--- START ---
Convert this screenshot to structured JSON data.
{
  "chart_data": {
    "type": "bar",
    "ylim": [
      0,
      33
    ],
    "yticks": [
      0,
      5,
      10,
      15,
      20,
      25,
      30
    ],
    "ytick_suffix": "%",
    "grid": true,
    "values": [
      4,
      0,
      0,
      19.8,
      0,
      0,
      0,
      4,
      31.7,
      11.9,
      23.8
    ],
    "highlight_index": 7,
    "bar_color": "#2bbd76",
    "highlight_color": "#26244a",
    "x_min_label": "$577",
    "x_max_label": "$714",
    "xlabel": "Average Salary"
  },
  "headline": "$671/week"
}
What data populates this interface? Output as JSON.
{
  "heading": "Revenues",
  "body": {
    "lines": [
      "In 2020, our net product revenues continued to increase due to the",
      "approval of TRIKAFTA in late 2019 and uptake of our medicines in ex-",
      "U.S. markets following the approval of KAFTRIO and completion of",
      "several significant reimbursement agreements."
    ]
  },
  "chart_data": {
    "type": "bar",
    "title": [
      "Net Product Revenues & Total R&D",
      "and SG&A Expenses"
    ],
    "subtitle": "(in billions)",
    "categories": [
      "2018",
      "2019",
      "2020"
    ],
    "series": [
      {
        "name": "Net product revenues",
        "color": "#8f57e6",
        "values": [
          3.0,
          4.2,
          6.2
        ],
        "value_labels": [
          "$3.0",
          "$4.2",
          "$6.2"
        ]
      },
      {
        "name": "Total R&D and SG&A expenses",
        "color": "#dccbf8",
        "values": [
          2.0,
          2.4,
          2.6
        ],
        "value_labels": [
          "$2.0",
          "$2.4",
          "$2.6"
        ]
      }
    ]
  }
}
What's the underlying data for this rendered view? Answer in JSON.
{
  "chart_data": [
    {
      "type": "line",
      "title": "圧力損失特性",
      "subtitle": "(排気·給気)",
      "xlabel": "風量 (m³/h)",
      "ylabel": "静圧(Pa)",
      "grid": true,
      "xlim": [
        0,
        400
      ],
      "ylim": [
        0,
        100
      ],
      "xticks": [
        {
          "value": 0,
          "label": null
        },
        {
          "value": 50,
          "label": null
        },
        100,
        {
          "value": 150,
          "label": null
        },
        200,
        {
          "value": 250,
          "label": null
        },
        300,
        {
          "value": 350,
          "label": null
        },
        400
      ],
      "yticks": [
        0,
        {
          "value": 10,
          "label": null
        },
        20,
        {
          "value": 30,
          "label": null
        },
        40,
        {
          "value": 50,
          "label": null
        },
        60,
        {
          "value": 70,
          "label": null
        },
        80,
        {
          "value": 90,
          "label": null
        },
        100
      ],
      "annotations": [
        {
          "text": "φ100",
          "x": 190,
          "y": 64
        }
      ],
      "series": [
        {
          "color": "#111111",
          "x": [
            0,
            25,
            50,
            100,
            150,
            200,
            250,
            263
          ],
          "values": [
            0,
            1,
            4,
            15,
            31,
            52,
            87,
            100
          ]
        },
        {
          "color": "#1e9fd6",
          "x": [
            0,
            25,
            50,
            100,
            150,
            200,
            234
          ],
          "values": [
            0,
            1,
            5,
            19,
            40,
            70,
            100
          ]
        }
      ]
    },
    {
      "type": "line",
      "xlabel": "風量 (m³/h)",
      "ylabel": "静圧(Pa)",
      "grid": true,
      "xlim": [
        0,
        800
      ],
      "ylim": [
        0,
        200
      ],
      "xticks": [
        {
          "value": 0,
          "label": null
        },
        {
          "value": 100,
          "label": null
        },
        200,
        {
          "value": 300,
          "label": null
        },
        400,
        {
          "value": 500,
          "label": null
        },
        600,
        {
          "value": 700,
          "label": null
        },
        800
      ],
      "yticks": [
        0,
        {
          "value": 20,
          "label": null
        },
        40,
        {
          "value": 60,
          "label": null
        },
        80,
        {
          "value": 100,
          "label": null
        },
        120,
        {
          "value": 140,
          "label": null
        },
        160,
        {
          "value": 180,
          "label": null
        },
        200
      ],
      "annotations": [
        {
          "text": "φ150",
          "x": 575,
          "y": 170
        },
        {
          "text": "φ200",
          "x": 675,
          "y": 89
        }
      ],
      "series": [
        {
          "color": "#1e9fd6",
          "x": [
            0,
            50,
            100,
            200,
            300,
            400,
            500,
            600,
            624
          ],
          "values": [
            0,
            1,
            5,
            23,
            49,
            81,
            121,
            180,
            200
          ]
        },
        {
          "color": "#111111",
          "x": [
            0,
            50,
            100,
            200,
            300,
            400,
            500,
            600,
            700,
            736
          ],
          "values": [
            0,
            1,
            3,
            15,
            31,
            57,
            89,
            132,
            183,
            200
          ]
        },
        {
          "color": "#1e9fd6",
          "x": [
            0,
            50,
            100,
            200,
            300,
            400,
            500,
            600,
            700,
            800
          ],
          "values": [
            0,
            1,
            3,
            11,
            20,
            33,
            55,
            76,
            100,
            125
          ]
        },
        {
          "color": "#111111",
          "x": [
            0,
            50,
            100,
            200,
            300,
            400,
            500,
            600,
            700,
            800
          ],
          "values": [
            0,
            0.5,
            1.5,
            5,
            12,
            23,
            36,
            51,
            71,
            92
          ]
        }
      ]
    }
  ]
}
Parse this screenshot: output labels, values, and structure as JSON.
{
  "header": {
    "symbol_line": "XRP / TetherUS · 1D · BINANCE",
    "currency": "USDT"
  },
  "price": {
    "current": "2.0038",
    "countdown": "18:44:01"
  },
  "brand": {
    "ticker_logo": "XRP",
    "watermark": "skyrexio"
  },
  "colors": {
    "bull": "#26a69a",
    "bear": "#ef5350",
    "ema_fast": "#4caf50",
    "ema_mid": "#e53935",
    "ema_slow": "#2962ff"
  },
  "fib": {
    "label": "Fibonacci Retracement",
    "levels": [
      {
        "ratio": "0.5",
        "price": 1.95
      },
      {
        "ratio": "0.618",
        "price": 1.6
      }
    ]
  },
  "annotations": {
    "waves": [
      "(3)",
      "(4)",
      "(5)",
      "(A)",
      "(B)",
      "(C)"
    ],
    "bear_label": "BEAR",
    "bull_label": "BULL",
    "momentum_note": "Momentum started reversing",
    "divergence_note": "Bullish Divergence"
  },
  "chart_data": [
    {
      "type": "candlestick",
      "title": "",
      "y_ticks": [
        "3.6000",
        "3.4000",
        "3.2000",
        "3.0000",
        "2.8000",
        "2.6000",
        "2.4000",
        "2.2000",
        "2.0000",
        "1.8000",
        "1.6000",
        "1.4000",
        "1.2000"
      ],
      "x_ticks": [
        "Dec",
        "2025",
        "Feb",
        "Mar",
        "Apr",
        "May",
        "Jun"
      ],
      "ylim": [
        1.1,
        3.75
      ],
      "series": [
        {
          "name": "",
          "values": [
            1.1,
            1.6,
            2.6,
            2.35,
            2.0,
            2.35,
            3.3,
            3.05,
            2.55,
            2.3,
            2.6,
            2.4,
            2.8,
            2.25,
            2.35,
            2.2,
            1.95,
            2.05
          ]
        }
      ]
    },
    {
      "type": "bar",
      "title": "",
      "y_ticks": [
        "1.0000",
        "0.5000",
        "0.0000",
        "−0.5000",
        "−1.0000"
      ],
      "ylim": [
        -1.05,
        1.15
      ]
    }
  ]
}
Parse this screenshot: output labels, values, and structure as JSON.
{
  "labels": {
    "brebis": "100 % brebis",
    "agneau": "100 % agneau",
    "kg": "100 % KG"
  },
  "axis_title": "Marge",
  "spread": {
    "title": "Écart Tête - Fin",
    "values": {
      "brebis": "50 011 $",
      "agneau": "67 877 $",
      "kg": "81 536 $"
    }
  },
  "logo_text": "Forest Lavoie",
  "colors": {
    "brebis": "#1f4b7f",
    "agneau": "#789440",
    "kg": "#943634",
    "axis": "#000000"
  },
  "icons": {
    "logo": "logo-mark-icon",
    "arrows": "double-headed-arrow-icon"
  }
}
--- END ---
**Your task:**
Pick out each line above that includes "Total" and show it.

**Finished task:**
      "Net Product Revenues & Total R&D",
        "name": "Total R&D and SG&A expenses",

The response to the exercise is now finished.